[START OF EXTRACTED MATERIAL]
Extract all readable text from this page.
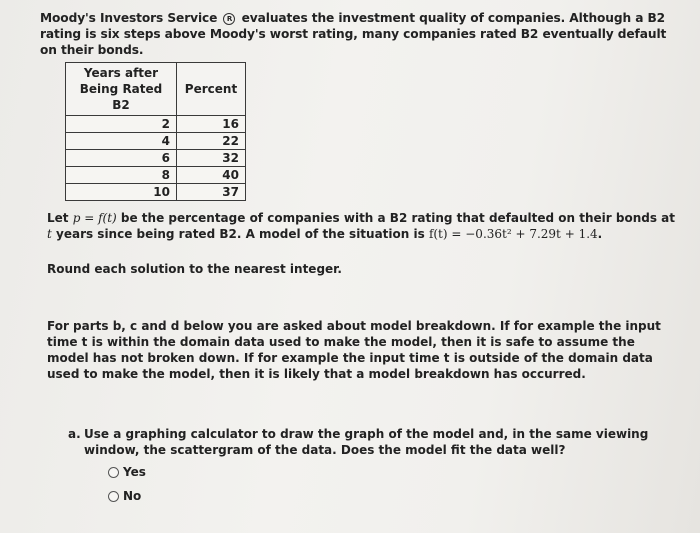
Moody's Investors Service R evaluates the investment quality of companies. Although a B2 rating is six steps above Moody's worst rating, many companies rated B2 eventually default on their bonds.
Years after
Being Rated B2	Percent
2	16
4	22
6	32
8	40
10	37
Let p = f(t) be the percentage of companies with a B2 rating that defaulted on their bonds at t years since being rated B2. A model of the situation is f(t) = −0.36t² + 7.29t + 1.4.
Round each solution to the nearest integer.
For parts b, c and d below you are asked about model breakdown. If for example the input time t is within the domain data used to make the model, then it is safe to assume the model has not broken down. If for example the input time t is outside of the domain data used to make the model, then it is likely that a model breakdown has occurred.
a. Use a graphing calculator to draw the graph of the model and, in the same viewing window, the scattergram of the data. Does the model fit the data well?
Yes
No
[END OF EXTRACTED MATERIAL]
__DIRECTIONS FOR THIS TASK__.
All of the material above should be reproduced exactly, except the pictures.

__RESULT__.
Extract all readable text from this page.
Moody's Investors Service R evaluates the investment quality of companies. Although a B2 rating is six steps above Moody's worst rating, many companies rated B2 eventually default on their bonds.
Years after
Being Rated B2	Percent
2	16
4	22
6	32
8	40
10	37
Let p = f(t) be the percentage of companies with a B2 rating that defaulted on their bonds at t years since being rated B2. A model of the situation is f(t) = −0.36t² + 7.29t + 1.4.
Round each solution to the nearest integer.
For parts b, c and d below you are asked about model breakdown. If for example the input time t is within the domain data used to make the model, then it is safe to assume the model has not broken down. If for example the input time t is outside of the domain data used to make the model, then it is likely that a model breakdown has occurred.
a. Use a graphing calculator to draw the graph of the model and, in the same viewing window, the scattergram of the data. Does the model fit the data well?
Yes
No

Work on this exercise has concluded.